Short problem:
The entries that follow should be written out exactly.

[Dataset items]
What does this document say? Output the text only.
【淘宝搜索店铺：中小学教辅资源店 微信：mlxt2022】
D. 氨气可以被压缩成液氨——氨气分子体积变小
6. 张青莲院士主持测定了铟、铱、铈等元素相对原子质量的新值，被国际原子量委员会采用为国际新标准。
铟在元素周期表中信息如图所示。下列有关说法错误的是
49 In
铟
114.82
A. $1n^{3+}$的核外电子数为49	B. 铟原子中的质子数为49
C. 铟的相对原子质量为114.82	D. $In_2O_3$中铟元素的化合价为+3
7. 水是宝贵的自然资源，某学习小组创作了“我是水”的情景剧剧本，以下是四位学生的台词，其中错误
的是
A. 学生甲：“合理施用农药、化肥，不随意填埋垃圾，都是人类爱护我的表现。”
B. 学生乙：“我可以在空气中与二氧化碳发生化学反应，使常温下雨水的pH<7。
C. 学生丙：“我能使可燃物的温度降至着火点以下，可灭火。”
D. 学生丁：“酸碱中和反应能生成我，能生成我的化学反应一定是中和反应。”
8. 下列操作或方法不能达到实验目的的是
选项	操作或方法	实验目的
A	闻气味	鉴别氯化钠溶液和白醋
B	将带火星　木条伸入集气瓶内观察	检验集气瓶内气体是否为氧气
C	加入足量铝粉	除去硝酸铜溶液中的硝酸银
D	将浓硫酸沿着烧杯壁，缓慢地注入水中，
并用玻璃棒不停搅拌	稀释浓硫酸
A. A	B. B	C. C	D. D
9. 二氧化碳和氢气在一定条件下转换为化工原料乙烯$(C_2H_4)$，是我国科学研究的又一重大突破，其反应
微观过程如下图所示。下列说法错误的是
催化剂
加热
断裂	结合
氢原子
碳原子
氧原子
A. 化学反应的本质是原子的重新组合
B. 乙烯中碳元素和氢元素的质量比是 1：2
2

Answer for this exercise:
What does this document say? Output the text only.
【淘宝搜索店铺：中小学教辅资源店 微信：mlxt2022】
D. 氨气可以被压缩成液氨——氨气分子体积变小
6. 张青莲院士主持测定了铟、铱、铈等元素相对原子质量的新值，被国际原子量委员会采用为国际新标准。
铟在元素周期表中信息如图所示。下列有关说法错误的是
49 In
铟
114.82
A. $1n^{3+}$的核外电子数为49	B. 铟原子中的质子数为49
C. 铟的相对原子质量为114.82	D. $In_2O_3$中铟元素的化合价为+3
7. 水是宝贵的自然资源，某学习小组创作了“我是水”的情景剧剧本，以下是四位学生的台词，其中错误
的是
A. 学生甲：“合理施用农药、化肥，不随意填埋垃圾，都是人类爱护我的表现。”
B. 学生乙：“我可以在空气中与二氧化碳发生化学反应，使常温下雨水的pH<7。
C. 学生丙：“我能使可燃物的温度降至着火点以下，可灭火。”
D. 学生丁：“酸碱中和反应能生成我，能生成我的化学反应一定是中和反应。”
8. 下列操作或方法不能达到实验目的的是
选项	操作或方法	实验目的
A	闻气味	鉴别氯化钠溶液和白醋
B	将带火星　木条伸入集气瓶内观察	检验集气瓶内气体是否为氧气
C	加入足量铝粉	除去硝酸铜溶液中的硝酸银
D	将浓硫酸沿着烧杯壁，缓慢地注入水中，
并用玻璃棒不停搅拌	稀释浓硫酸
A. A	B. B	C. C	D. D
9. 二氧化碳和氢气在一定条件下转换为化工原料乙烯$(C_2H_4)$，是我国科学研究的又一重大突破，其反应
微观过程如下图所示。下列说法错误的是
催化剂
加热
断裂	结合
氢原子
碳原子
氧原子
A. 化学反应的本质是原子的重新组合
B. 乙烯中碳元素和氢元素的质量比是 1：2
2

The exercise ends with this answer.